* _Stated goal_: Filter out everything except lines holding "Курский".

* _Extracted entries_:
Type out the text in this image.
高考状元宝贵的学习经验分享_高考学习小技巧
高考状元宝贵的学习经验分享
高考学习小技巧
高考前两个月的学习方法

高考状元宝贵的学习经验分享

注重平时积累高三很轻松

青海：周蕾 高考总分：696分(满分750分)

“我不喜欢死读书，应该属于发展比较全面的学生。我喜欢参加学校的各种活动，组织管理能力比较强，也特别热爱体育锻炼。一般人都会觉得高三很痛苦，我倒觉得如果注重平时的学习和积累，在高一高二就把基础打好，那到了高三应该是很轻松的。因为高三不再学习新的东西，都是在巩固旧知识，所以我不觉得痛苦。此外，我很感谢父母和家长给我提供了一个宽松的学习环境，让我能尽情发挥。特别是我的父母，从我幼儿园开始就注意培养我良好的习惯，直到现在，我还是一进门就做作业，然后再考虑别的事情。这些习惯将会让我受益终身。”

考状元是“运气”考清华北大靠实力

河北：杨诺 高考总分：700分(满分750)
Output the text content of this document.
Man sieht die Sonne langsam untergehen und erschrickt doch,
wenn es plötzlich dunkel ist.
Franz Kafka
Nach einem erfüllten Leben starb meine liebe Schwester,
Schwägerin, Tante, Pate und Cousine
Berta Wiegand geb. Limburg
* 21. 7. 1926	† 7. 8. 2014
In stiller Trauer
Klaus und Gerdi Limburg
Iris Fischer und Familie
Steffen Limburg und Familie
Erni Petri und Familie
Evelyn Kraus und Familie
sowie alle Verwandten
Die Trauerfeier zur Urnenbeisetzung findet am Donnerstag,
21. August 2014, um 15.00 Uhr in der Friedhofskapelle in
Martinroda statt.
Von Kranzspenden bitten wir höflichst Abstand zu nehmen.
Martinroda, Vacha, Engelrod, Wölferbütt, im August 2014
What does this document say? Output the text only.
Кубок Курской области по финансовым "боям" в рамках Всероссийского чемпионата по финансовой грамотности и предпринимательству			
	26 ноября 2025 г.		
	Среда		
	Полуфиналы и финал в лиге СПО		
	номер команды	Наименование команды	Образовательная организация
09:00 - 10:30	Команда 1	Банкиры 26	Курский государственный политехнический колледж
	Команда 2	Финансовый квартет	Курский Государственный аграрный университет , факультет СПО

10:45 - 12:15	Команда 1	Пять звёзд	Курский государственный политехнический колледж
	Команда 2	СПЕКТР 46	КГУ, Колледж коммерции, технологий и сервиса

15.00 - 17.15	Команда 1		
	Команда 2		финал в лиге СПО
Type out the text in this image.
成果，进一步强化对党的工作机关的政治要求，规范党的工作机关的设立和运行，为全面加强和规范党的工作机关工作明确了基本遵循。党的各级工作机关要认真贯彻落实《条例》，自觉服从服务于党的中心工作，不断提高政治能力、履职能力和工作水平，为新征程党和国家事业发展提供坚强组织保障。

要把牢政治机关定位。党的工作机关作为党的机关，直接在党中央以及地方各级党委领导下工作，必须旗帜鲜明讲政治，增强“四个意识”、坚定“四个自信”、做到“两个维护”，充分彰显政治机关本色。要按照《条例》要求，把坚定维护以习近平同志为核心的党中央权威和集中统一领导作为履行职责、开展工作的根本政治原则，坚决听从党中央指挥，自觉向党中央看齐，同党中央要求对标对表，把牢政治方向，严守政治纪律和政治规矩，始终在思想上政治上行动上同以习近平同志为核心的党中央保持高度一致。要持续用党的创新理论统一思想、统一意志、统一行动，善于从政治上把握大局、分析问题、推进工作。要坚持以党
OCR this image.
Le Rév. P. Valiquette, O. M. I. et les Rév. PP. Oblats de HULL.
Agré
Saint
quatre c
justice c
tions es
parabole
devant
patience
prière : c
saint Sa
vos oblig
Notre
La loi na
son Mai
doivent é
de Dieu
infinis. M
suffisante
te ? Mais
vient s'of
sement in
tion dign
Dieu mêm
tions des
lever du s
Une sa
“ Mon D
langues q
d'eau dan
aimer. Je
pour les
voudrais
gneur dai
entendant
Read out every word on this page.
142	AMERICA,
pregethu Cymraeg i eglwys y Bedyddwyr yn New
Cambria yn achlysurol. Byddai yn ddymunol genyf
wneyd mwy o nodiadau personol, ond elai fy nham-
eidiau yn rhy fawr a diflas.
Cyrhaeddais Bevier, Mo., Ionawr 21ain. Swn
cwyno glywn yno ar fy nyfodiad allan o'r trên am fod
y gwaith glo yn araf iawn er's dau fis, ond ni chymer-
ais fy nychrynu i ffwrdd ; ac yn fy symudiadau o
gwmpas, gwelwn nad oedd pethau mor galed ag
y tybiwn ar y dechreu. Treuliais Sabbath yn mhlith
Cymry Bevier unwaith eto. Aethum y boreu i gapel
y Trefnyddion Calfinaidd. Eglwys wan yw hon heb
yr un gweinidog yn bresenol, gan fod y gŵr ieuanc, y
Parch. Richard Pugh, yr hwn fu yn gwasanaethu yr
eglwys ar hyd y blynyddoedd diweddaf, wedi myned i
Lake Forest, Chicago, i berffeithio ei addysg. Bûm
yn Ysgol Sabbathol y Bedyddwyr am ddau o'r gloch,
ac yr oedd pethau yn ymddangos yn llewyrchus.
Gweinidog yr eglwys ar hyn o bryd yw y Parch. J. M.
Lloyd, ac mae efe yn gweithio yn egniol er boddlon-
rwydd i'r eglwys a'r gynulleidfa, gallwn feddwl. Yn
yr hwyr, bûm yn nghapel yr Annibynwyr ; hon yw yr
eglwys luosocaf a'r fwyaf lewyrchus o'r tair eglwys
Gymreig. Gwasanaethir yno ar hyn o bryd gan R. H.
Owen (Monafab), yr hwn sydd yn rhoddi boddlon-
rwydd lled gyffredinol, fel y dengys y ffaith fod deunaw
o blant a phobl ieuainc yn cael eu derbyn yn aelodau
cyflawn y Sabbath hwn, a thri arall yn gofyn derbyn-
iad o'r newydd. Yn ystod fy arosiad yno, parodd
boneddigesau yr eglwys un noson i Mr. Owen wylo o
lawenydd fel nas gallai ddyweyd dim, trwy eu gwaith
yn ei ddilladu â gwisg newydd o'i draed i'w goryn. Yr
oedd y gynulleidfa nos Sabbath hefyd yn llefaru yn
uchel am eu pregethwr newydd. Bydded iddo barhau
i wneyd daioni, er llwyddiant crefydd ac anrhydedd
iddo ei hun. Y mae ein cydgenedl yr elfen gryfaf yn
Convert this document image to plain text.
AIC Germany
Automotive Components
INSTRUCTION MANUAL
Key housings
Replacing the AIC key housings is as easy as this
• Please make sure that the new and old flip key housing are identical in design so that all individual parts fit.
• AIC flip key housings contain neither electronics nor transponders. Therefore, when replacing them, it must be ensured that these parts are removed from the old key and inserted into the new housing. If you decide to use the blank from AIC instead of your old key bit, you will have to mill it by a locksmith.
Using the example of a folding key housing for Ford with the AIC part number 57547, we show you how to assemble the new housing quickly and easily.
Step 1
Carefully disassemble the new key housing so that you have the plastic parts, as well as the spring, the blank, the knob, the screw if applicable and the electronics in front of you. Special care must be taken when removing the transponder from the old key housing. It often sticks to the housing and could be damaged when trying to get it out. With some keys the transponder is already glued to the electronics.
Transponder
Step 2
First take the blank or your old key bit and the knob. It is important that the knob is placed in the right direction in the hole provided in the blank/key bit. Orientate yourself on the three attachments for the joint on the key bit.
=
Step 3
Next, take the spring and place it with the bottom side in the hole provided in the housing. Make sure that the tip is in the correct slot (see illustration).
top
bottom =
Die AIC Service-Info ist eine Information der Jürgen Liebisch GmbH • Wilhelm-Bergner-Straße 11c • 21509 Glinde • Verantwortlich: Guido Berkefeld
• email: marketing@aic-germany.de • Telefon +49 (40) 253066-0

* _Complete output_:
09:00 - 10:30	Команда 1	Банкиры 26	Курский государственный политехнический колледж
	Команда 2	Финансовый квартет	Курский Государственный аграрный университет , факультет СПО
10:45 - 12:15	Команда 1	Пять звёзд	Курский государственный политехнический колледж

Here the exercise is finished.